[START]

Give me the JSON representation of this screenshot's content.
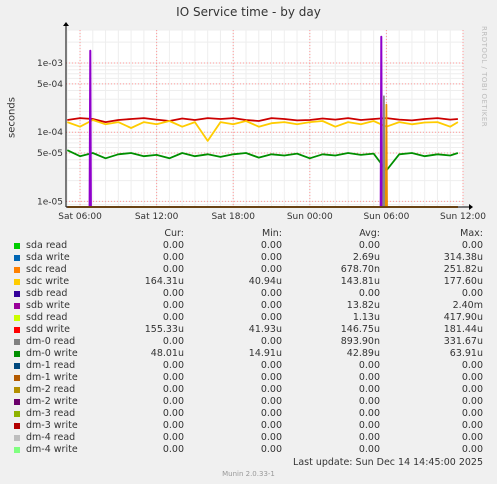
{
  "title": "IO Service time - by day",
  "watermark": "RRDTOOL / TOBI OETIKER",
  "chart_data": {
    "type": "line",
    "title": "IO Service time - by day",
    "ylabel": "seconds",
    "yscale": "log",
    "ylim": [
      8.3e-06,
      0.003
    ],
    "y_ticks": [
      {
        "value": 0.001,
        "label": "1e-03"
      },
      {
        "value": 0.0005,
        "label": "5e-04"
      },
      {
        "value": 0.0001,
        "label": "1e-04"
      },
      {
        "value": 5e-05,
        "label": "5e-05"
      },
      {
        "value": 1e-05,
        "label": "1e-05"
      }
    ],
    "x_ticks": [
      "Sat 06:00",
      "Sat 12:00",
      "Sat 18:00",
      "Sun 00:00",
      "Sun 06:00",
      "Sun 12:00"
    ],
    "x_range_hours": [
      -1.1,
      30.0
    ],
    "grid": true,
    "series": [
      {
        "name": "sdd write",
        "color": "#CC0000",
        "x": [
          -1,
          0,
          1,
          2,
          3,
          4,
          5,
          6,
          7,
          8,
          9,
          10,
          11,
          12,
          13,
          14,
          15,
          16,
          17,
          18,
          19,
          20,
          21,
          22,
          23,
          24,
          25,
          26,
          27,
          28,
          29,
          29.6
        ],
        "y": [
          0.00015,
          0.00016,
          0.000155,
          0.00014,
          0.00015,
          0.000155,
          0.00016,
          0.000152,
          0.000145,
          0.000158,
          0.00015,
          0.00016,
          0.000155,
          0.00016,
          0.00015,
          0.000145,
          0.00016,
          0.000155,
          0.000148,
          0.00015,
          0.000158,
          0.000152,
          0.00016,
          0.00015,
          0.000155,
          0.00016,
          0.000152,
          0.000148,
          0.000155,
          0.00016,
          0.000152,
          0.000155
        ]
      },
      {
        "name": "sdc write",
        "color": "#FFCC00",
        "x": [
          -1,
          0,
          1,
          2,
          3,
          4,
          5,
          6,
          7,
          8,
          9,
          10,
          11,
          12,
          13,
          14,
          15,
          16,
          17,
          18,
          19,
          20,
          21,
          22,
          23,
          24,
          25,
          26,
          27,
          28,
          29,
          29.6
        ],
        "y": [
          0.00014,
          0.00012,
          0.00015,
          0.00013,
          0.00014,
          0.000115,
          0.00014,
          0.00013,
          0.000145,
          0.00012,
          0.00014,
          7.5e-05,
          0.00014,
          0.00013,
          0.000145,
          0.00012,
          0.000135,
          0.00014,
          0.00013,
          0.00014,
          0.000145,
          0.00012,
          0.00014,
          0.00013,
          0.000145,
          0.00012,
          0.00014,
          0.00013,
          0.000138,
          0.00014,
          0.00012,
          0.00014
        ]
      },
      {
        "name": "dm-0 write",
        "color": "#008F00",
        "x": [
          -1,
          0,
          1,
          2,
          3,
          4,
          5,
          6,
          7,
          8,
          9,
          10,
          11,
          12,
          13,
          14,
          15,
          16,
          17,
          18,
          19,
          20,
          21,
          22,
          23,
          24,
          25,
          26,
          27,
          28,
          29,
          29.6
        ],
        "y": [
          5.5e-05,
          4.5e-05,
          5e-05,
          4.2e-05,
          4.8e-05,
          5e-05,
          4.5e-05,
          4.7e-05,
          4.2e-05,
          5e-05,
          4.5e-05,
          4.8e-05,
          4.4e-05,
          4.8e-05,
          5e-05,
          4.3e-05,
          4.8e-05,
          4.6e-05,
          4.9e-05,
          4.2e-05,
          4.8e-05,
          4.6e-05,
          5e-05,
          4.7e-05,
          4.9e-05,
          2.8e-05,
          4.8e-05,
          5e-05,
          4.5e-05,
          4.8e-05,
          4.6e-05,
          5e-05
        ]
      },
      {
        "name": "sdb write",
        "color": "#8F00CC",
        "x": [
          -1,
          0.75,
          0.8,
          0.85,
          1.0,
          23.55,
          23.6,
          23.65,
          23.9,
          29.6
        ],
        "y": [
          8.3e-06,
          8.3e-06,
          0.0015,
          8.3e-06,
          8.3e-06,
          8.3e-06,
          0.0024,
          8.3e-06,
          8.3e-06,
          8.3e-06
        ]
      },
      {
        "name": "dm-0 read",
        "color": "#888888",
        "x": [
          -1,
          23.75,
          23.8,
          23.85,
          29.6
        ],
        "y": [
          8.3e-06,
          8.3e-06,
          0.00033,
          8.3e-06,
          8.3e-06
        ]
      },
      {
        "name": "sdc read",
        "color": "#EA8F00",
        "x": [
          -1,
          23.95,
          24.0,
          24.05,
          29.6
        ],
        "y": [
          8.3e-06,
          8.3e-06,
          0.00025,
          8.3e-06,
          8.3e-06
        ]
      }
    ]
  },
  "legend": {
    "headers": {
      "cur": "Cur:",
      "min": "Min:",
      "avg": "Avg:",
      "max": "Max:"
    },
    "rows": [
      {
        "name": "sda read",
        "color": "#00CC00",
        "cur": "0.00",
        "min": "0.00",
        "avg": "0.00",
        "max": "0.00"
      },
      {
        "name": "sda write",
        "color": "#0066B3",
        "cur": "0.00",
        "min": "0.00",
        "avg": "2.69u",
        "max": "314.38u"
      },
      {
        "name": "sdc read",
        "color": "#FF8000",
        "cur": "0.00",
        "min": "0.00",
        "avg": "678.70n",
        "max": "251.82u"
      },
      {
        "name": "sdc write",
        "color": "#FFCC00",
        "cur": "164.31u",
        "min": "40.94u",
        "avg": "143.81u",
        "max": "177.60u"
      },
      {
        "name": "sdb read",
        "color": "#330099",
        "cur": "0.00",
        "min": "0.00",
        "avg": "0.00",
        "max": "0.00"
      },
      {
        "name": "sdb write",
        "color": "#990099",
        "cur": "0.00",
        "min": "0.00",
        "avg": "13.82u",
        "max": "2.40m"
      },
      {
        "name": "sdd read",
        "color": "#CCFF00",
        "cur": "0.00",
        "min": "0.00",
        "avg": "1.13u",
        "max": "417.90u"
      },
      {
        "name": "sdd write",
        "color": "#FF0000",
        "cur": "155.33u",
        "min": "41.93u",
        "avg": "146.75u",
        "max": "181.44u"
      },
      {
        "name": "dm-0 read",
        "color": "#808080",
        "cur": "0.00",
        "min": "0.00",
        "avg": "893.90n",
        "max": "331.67u"
      },
      {
        "name": "dm-0 write",
        "color": "#008F00",
        "cur": "48.01u",
        "min": "14.91u",
        "avg": "42.89u",
        "max": "63.91u"
      },
      {
        "name": "dm-1 read",
        "color": "#00487D",
        "cur": "0.00",
        "min": "0.00",
        "avg": "0.00",
        "max": "0.00"
      },
      {
        "name": "dm-1 write",
        "color": "#B35A00",
        "cur": "0.00",
        "min": "0.00",
        "avg": "0.00",
        "max": "0.00"
      },
      {
        "name": "dm-2 read",
        "color": "#B38F00",
        "cur": "0.00",
        "min": "0.00",
        "avg": "0.00",
        "max": "0.00"
      },
      {
        "name": "dm-2 write",
        "color": "#6B006B",
        "cur": "0.00",
        "min": "0.00",
        "avg": "0.00",
        "max": "0.00"
      },
      {
        "name": "dm-3 read",
        "color": "#8FB300",
        "cur": "0.00",
        "min": "0.00",
        "avg": "0.00",
        "max": "0.00"
      },
      {
        "name": "dm-3 write",
        "color": "#B30000",
        "cur": "0.00",
        "min": "0.00",
        "avg": "0.00",
        "max": "0.00"
      },
      {
        "name": "dm-4 read",
        "color": "#BEBEBE",
        "cur": "0.00",
        "min": "0.00",
        "avg": "0.00",
        "max": "0.00"
      },
      {
        "name": "dm-4 write",
        "color": "#80FF80",
        "cur": "0.00",
        "min": "0.00",
        "avg": "0.00",
        "max": "0.00"
      }
    ]
  },
  "last_update": "Last update:  Sun Dec 14 14:45:00 2025",
  "munin_version": "Munin 2.0.33-1"
}
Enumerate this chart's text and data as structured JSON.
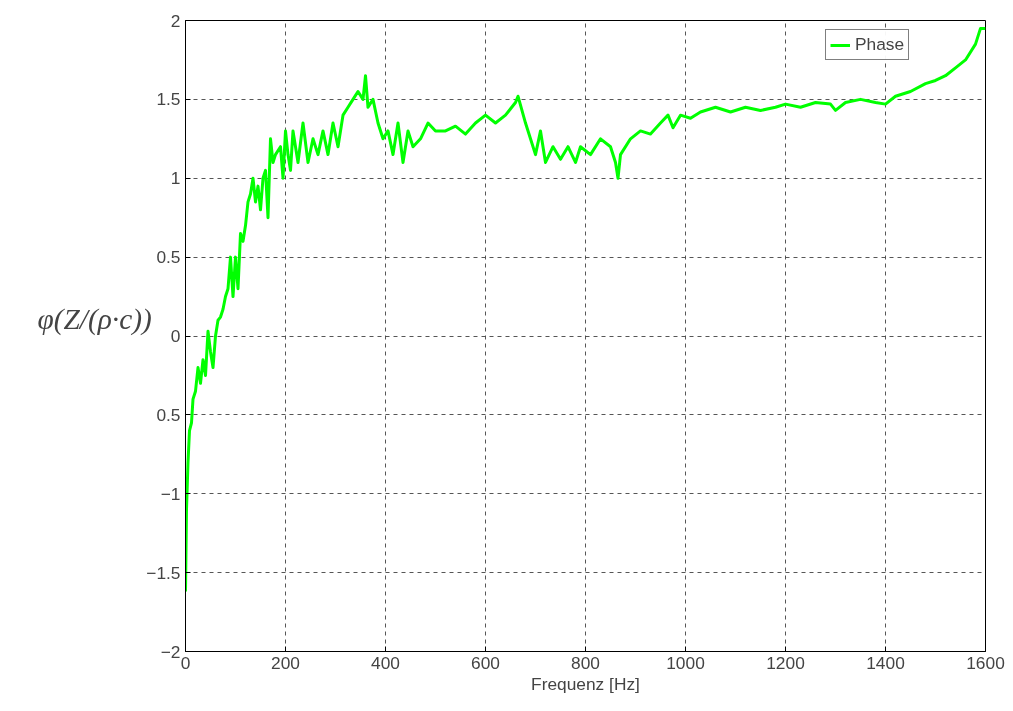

[END]

Go through the material above and count the lines that contain "value"; answer with the number alone.

5